▸ **Your objective**
Return the material word for word. Do not include pictures.

===

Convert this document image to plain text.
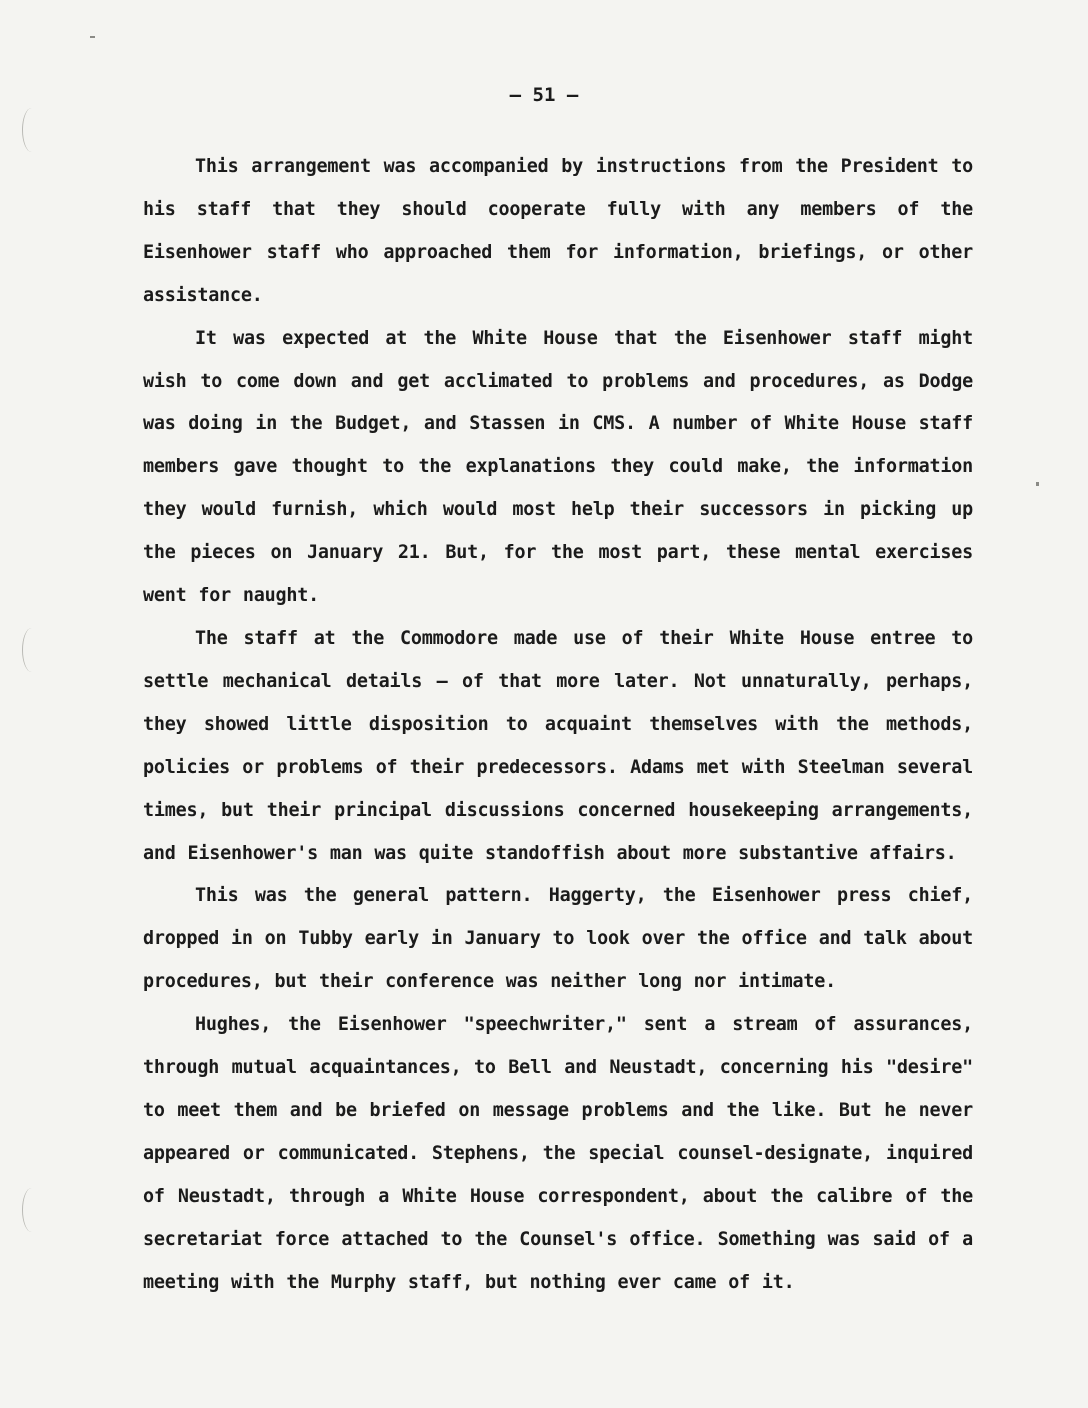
— 51 —

This arrangement was accompanied by instructions from the President to his staff that they should cooperate fully with any members of the Eisenhower staff who approached them for information, briefings, or other assistance.

It was expected at the White House that the Eisenhower staff might wish to come down and get acclimated to problems and procedures, as Dodge was doing in the Budget, and Stassen in CMS. A number of White House staff members gave thought to the explanations they could make, the information they would furnish, which would most help their successors in picking up the pieces on January 21. But, for the most part, these mental exercises went for naught.

The staff at the Commodore made use of their White House entree to settle mechanical details — of that more later. Not unnaturally, perhaps, they showed little disposition to acquaint themselves with the methods, policies or problems of their predecessors. Adams met with Steelman several times, but their principal discussions concerned housekeeping arrangements, and Eisenhower's man was quite standoffish about more substantive affairs.

This was the general pattern. Haggerty, the Eisenhower press chief, dropped in on Tubby early in January to look over the office and talk about procedures, but their conference was neither long nor intimate.

Hughes, the Eisenhower "speechwriter," sent a stream of assurances, through mutual acquaintances, to Bell and Neustadt, concerning his "desire" to meet them and be briefed on message problems and the like. But he never appeared or communicated. Stephens, the special counsel-designate, inquired of Neustadt, through a White House correspondent, about the calibre of the secretariat force attached to the Counsel's office. Something was said of a meeting with the Murphy staff, but nothing ever came of it.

===

▸ **Solution**
Convert this document image to plain text.
— 51 —

This arrangement was accompanied by instructions from the President to his staff that they should cooperate fully with any members of the Eisenhower staff who approached them for information, briefings, or other assistance.

It was expected at the White House that the Eisenhower staff might wish to come down and get acclimated to problems and procedures, as Dodge was doing in the Budget, and Stassen in CMS. A number of White House staff members gave thought to the explanations they could make, the information they would furnish, which would most help their successors in picking up the pieces on January 21. But, for the most part, these mental exercises went for naught.

The staff at the Commodore made use of their White House entree to settle mechanical details — of that more later. Not unnaturally, perhaps, they showed little disposition to acquaint themselves with the methods, policies or problems of their predecessors. Adams met with Steelman several times, but their principal discussions concerned housekeeping arrangements, and Eisenhower's man was quite standoffish about more substantive affairs.

This was the general pattern. Haggerty, the Eisenhower press chief, dropped in on Tubby early in January to look over the office and talk about procedures, but their conference was neither long nor intimate.

Hughes, the Eisenhower "speechwriter," sent a stream of assurances, through mutual acquaintances, to Bell and Neustadt, concerning his "desire" to meet them and be briefed on message problems and the like. But he never appeared or communicated. Stephens, the special counsel-designate, inquired of Neustadt, through a White House correspondent, about the calibre of the secretariat force attached to the Counsel's office. Something was said of a meeting with the Murphy staff, but nothing ever came of it.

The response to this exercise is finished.